_Dataset records_
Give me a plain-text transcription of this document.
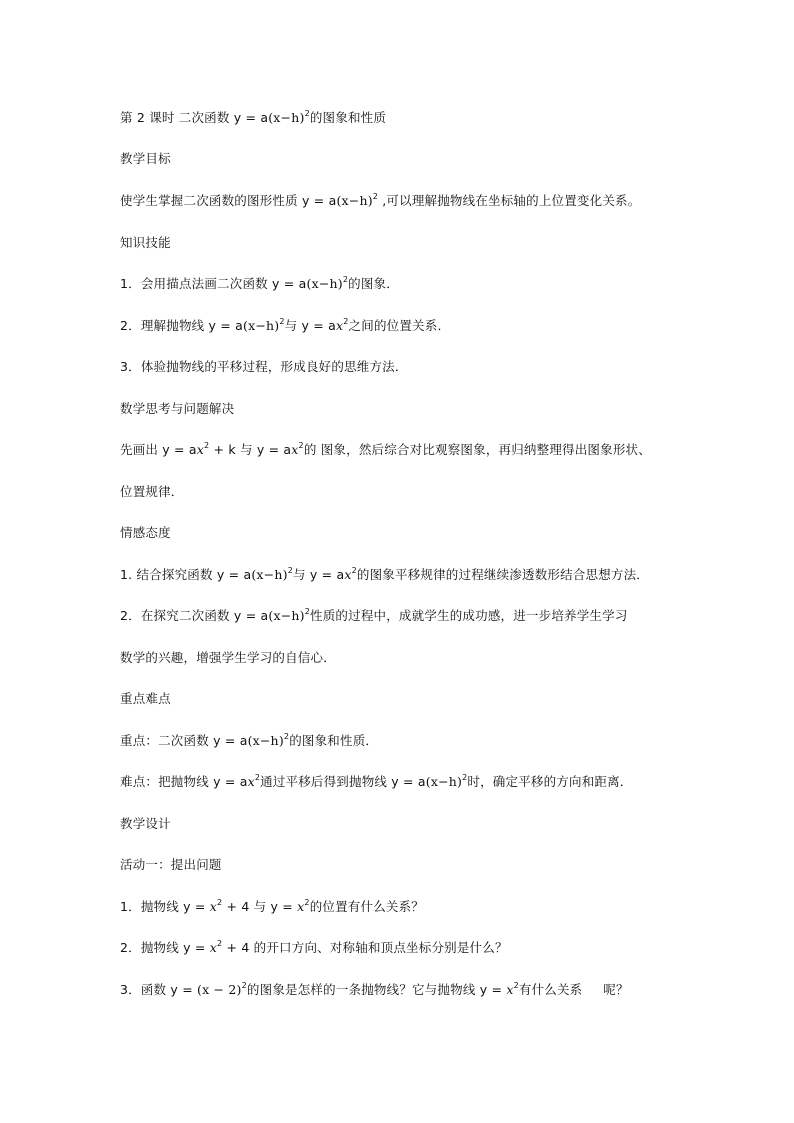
第 2 课时 二次函数 $y = a(x-h)^2$的图象和性质
教学目标
使学生掌握二次函数的图形性质 $y = a(x-h)^2$ ,可以理解抛物线在坐标轴的上位置变化关系。
知识技能
1．会用描点法画二次函数 $y = a(x-h)^2$的图象．
2．理解抛物线 $y = a(x-h)^2$与 $y = ax^2$之间的位置关系．
3．体验抛物线的平移过程，形成良好的思维方法．
数学思考与问题解决
先画出 $y = ax^2 + k$ 与 $y = ax^2$的 图象，然后综合对比观察图象，再归纳整理得出图象形状、
位置规律．
情感态度
1. 结合探究函数 $y = a(x-h)^2$与 $y = ax^2$的图象平移规律的过程继续渗透数形结合思想方法．
2．在探究二次函数 $y = a(x-h)^2$性质的过程中，成就学生的成功感，进一步培养学生学习
数学的兴趣，增强学生学习的自信心．
重点难点
重点：二次函数 $y = a(x-h)^2$的图象和性质．
难点：把抛物线 $y = ax^2$通过平移后得到抛物线 $y = a(x-h)^2$时，确定平移的方向和距离．
教学设计
活动一：提出问题
1．抛物线 $y = x^2 + 4$ 与 $y = x^2$的位置有什么关系？
2．抛物线 $y = x^2 + 4$ 的开口方向、对称轴和顶点坐标分别是什么？
3．函数 $y = (x - 2)^2$的图象是怎样的一条抛物线？它与抛物线 $y = x^2$有什么关系     呢？
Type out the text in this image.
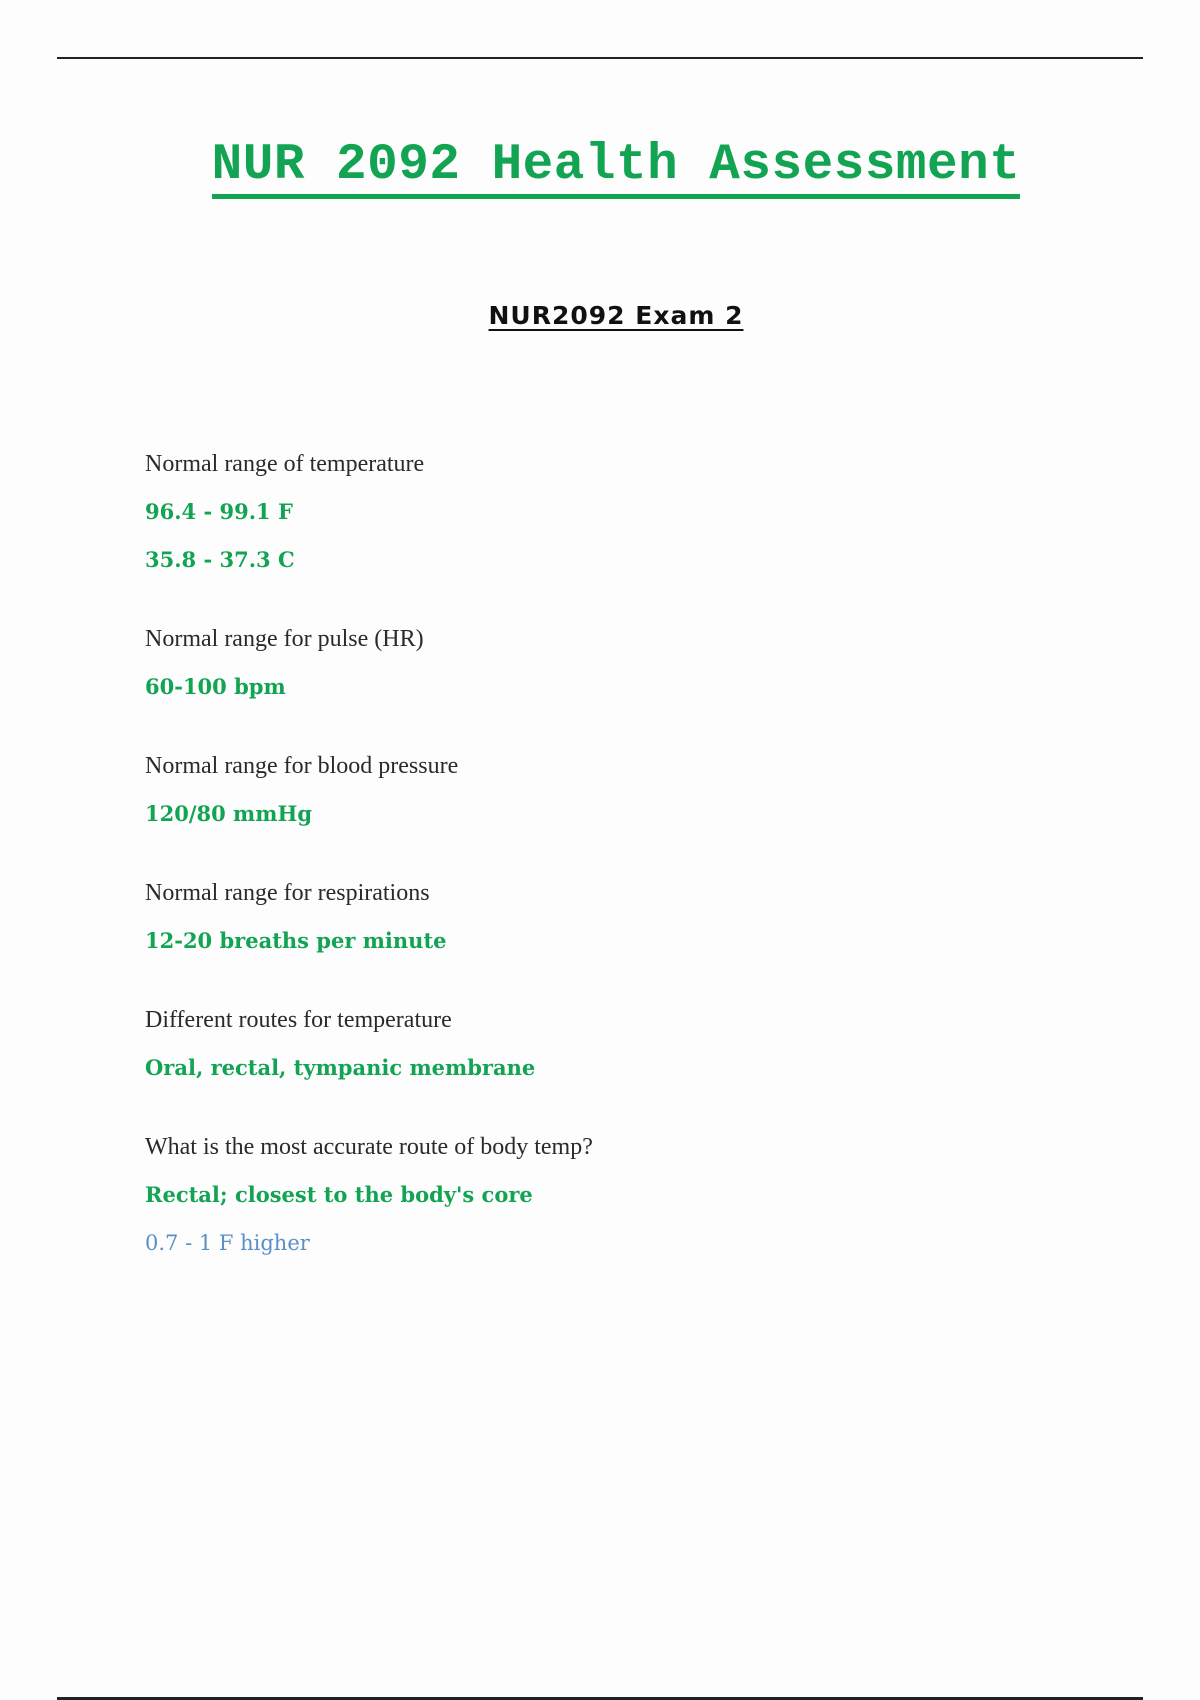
NUR 2092 Health Assessment
NUR2092 Exam 2
Normal range of temperature
96.4 - 99.1 F
35.8 - 37.3 C
Normal range for pulse (HR)
60-100 bpm
Normal range for blood pressure
120/80 mmHg
Normal range for respirations
12-20 breaths per minute
Different routes for temperature
Oral, rectal, tympanic membrane
What is the most accurate route of body temp?
Rectal; closest to the body's core
0.7 - 1 F higher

_Problem description_
Show all lines from the data above in which the word "body" appears.

_Final result_
What is the most accurate route of body temp?
Rectal; closest to the body's core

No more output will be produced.